WORK INSTRUCTION - Will you give every entry again exactly as it stands?
(INPUT RECORDS Opens)
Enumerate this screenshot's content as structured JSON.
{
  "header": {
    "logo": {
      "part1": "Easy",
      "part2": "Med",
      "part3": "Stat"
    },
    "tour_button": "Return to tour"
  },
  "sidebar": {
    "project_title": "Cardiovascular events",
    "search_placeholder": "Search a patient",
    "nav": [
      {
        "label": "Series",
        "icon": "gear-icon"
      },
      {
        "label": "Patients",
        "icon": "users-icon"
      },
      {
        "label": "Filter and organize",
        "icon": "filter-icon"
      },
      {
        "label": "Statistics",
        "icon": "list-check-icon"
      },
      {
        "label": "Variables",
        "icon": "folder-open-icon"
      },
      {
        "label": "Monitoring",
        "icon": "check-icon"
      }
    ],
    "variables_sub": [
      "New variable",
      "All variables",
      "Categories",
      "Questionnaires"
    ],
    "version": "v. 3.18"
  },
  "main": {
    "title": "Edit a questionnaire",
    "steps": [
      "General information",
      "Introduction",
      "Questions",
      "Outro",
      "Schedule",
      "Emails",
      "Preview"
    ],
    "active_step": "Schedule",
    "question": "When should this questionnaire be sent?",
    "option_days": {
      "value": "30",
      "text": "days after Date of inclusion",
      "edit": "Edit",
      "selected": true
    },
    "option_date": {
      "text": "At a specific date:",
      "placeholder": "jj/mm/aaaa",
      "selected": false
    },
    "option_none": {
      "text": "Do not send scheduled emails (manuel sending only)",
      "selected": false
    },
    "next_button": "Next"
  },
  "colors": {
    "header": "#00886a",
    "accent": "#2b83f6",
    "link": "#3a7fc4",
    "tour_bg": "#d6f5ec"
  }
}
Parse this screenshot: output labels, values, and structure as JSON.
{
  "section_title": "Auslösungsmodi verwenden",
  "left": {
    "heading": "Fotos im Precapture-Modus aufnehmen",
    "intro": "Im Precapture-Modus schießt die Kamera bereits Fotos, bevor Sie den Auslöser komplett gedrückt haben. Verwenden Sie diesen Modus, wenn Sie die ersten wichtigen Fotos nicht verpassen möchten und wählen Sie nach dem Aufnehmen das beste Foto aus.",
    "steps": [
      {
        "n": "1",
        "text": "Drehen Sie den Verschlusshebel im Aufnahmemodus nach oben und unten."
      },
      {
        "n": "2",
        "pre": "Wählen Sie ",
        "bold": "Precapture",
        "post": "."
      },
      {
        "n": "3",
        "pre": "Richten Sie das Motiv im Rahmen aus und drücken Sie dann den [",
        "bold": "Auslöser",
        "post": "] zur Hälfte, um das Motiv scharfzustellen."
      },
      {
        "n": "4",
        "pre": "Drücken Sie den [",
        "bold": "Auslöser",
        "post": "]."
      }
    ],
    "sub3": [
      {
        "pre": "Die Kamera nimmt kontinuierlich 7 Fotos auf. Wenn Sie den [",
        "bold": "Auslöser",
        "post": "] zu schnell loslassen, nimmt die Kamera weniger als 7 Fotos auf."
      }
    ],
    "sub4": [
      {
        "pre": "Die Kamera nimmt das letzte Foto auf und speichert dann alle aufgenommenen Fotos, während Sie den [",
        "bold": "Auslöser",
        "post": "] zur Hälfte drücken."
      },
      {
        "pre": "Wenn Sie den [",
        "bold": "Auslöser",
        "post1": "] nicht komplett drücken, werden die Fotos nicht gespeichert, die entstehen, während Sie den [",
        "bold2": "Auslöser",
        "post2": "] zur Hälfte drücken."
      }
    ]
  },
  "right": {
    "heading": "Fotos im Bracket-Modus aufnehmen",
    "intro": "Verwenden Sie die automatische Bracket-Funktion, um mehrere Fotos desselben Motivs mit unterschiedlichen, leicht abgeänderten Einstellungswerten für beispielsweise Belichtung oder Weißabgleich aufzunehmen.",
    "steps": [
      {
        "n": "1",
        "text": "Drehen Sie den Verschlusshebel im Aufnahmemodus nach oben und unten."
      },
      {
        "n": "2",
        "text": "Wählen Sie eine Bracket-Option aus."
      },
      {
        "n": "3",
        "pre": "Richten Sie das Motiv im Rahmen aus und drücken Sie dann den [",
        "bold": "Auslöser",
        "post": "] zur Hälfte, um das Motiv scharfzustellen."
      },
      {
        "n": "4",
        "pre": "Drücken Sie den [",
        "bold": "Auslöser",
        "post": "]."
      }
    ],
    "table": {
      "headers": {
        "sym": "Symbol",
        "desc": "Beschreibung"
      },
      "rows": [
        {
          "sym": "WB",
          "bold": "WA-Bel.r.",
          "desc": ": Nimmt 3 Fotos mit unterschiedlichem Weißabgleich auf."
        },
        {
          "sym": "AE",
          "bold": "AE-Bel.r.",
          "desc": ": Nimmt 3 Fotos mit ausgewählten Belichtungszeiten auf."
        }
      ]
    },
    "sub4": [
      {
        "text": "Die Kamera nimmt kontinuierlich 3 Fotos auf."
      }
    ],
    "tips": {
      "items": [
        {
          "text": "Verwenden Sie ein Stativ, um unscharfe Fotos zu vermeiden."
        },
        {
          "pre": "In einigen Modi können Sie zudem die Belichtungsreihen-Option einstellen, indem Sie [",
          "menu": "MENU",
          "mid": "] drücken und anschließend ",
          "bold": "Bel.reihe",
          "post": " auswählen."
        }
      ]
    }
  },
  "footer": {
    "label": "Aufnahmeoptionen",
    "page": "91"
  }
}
(INPUT RECORDS Closes)
RESPONSE -
Enumerate this screenshot's content as structured JSON.
{
  "header": {
    "logo": {
      "part1": "Easy",
      "part2": "Med",
      "part3": "Stat"
    },
    "tour_button": "Return to tour"
  },
  "sidebar": {
    "project_title": "Cardiovascular events",
    "search_placeholder": "Search a patient",
    "nav": [
      {
        "label": "Series",
        "icon": "gear-icon"
      },
      {
        "label": "Patients",
        "icon": "users-icon"
      },
      {
        "label": "Filter and organize",
        "icon": "filter-icon"
      },
      {
        "label": "Statistics",
        "icon": "list-check-icon"
      },
      {
        "label": "Variables",
        "icon": "folder-open-icon"
      },
      {
        "label": "Monitoring",
        "icon": "check-icon"
      }
    ],
    "variables_sub": [
      "New variable",
      "All variables",
      "Categories",
      "Questionnaires"
    ],
    "version": "v. 3.18"
  },
  "main": {
    "title": "Edit a questionnaire",
    "steps": [
      "General information",
      "Introduction",
      "Questions",
      "Outro",
      "Schedule",
      "Emails",
      "Preview"
    ],
    "active_step": "Schedule",
    "question": "When should this questionnaire be sent?",
    "option_days": {
      "value": "30",
      "text": "days after Date of inclusion",
      "edit": "Edit",
      "selected": true
    },
    "option_date": {
      "text": "At a specific date:",
      "placeholder": "jj/mm/aaaa",
      "selected": false
    },
    "option_none": {
      "text": "Do not send scheduled emails (manuel sending only)",
      "selected": false
    },
    "next_button": "Next"
  },
  "colors": {
    "header": "#00886a",
    "accent": "#2b83f6",
    "link": "#3a7fc4",
    "tour_bg": "#d6f5ec"
  }
}
Parse this screenshot: output labels, values, and structure as JSON.
{
  "section_title": "Auslösungsmodi verwenden",
  "left": {
    "heading": "Fotos im Precapture-Modus aufnehmen",
    "intro": "Im Precapture-Modus schießt die Kamera bereits Fotos, bevor Sie den Auslöser komplett gedrückt haben. Verwenden Sie diesen Modus, wenn Sie die ersten wichtigen Fotos nicht verpassen möchten und wählen Sie nach dem Aufnehmen das beste Foto aus.",
    "steps": [
      {
        "n": "1",
        "text": "Drehen Sie den Verschlusshebel im Aufnahmemodus nach oben und unten."
      },
      {
        "n": "2",
        "pre": "Wählen Sie ",
        "bold": "Precapture",
        "post": "."
      },
      {
        "n": "3",
        "pre": "Richten Sie das Motiv im Rahmen aus und drücken Sie dann den [",
        "bold": "Auslöser",
        "post": "] zur Hälfte, um das Motiv scharfzustellen."
      },
      {
        "n": "4",
        "pre": "Drücken Sie den [",
        "bold": "Auslöser",
        "post": "]."
      }
    ],
    "sub3": [
      {
        "pre": "Die Kamera nimmt kontinuierlich 7 Fotos auf. Wenn Sie den [",
        "bold": "Auslöser",
        "post": "] zu schnell loslassen, nimmt die Kamera weniger als 7 Fotos auf."
      }
    ],
    "sub4": [
      {
        "pre": "Die Kamera nimmt das letzte Foto auf und speichert dann alle aufgenommenen Fotos, während Sie den [",
        "bold": "Auslöser",
        "post": "] zur Hälfte drücken."
      },
      {
        "pre": "Wenn Sie den [",
        "bold": "Auslöser",
        "post1": "] nicht komplett drücken, werden die Fotos nicht gespeichert, die entstehen, während Sie den [",
        "bold2": "Auslöser",
        "post2": "] zur Hälfte drücken."
      }
    ]
  },
  "right": {
    "heading": "Fotos im Bracket-Modus aufnehmen",
    "intro": "Verwenden Sie die automatische Bracket-Funktion, um mehrere Fotos desselben Motivs mit unterschiedlichen, leicht abgeänderten Einstellungswerten für beispielsweise Belichtung oder Weißabgleich aufzunehmen.",
    "steps": [
      {
        "n": "1",
        "text": "Drehen Sie den Verschlusshebel im Aufnahmemodus nach oben und unten."
      },
      {
        "n": "2",
        "text": "Wählen Sie eine Bracket-Option aus."
      },
      {
        "n": "3",
        "pre": "Richten Sie das Motiv im Rahmen aus und drücken Sie dann den [",
        "bold": "Auslöser",
        "post": "] zur Hälfte, um das Motiv scharfzustellen."
      },
      {
        "n": "4",
        "pre": "Drücken Sie den [",
        "bold": "Auslöser",
        "post": "]."
      }
    ],
    "table": {
      "headers": {
        "sym": "Symbol",
        "desc": "Beschreibung"
      },
      "rows": [
        {
          "sym": "WB",
          "bold": "WA-Bel.r.",
          "desc": ": Nimmt 3 Fotos mit unterschiedlichem Weißabgleich auf."
        },
        {
          "sym": "AE",
          "bold": "AE-Bel.r.",
          "desc": ": Nimmt 3 Fotos mit ausgewählten Belichtungszeiten auf."
        }
      ]
    },
    "sub4": [
      {
        "text": "Die Kamera nimmt kontinuierlich 3 Fotos auf."
      }
    ],
    "tips": {
      "items": [
        {
          "text": "Verwenden Sie ein Stativ, um unscharfe Fotos zu vermeiden."
        },
        {
          "pre": "In einigen Modi können Sie zudem die Belichtungsreihen-Option einstellen, indem Sie [",
          "menu": "MENU",
          "mid": "] drücken und anschließend ",
          "bold": "Bel.reihe",
          "post": " auswählen."
        }
      ]
    }
  },
  "footer": {
    "label": "Aufnahmeoptionen",
    "page": "91"
  }
}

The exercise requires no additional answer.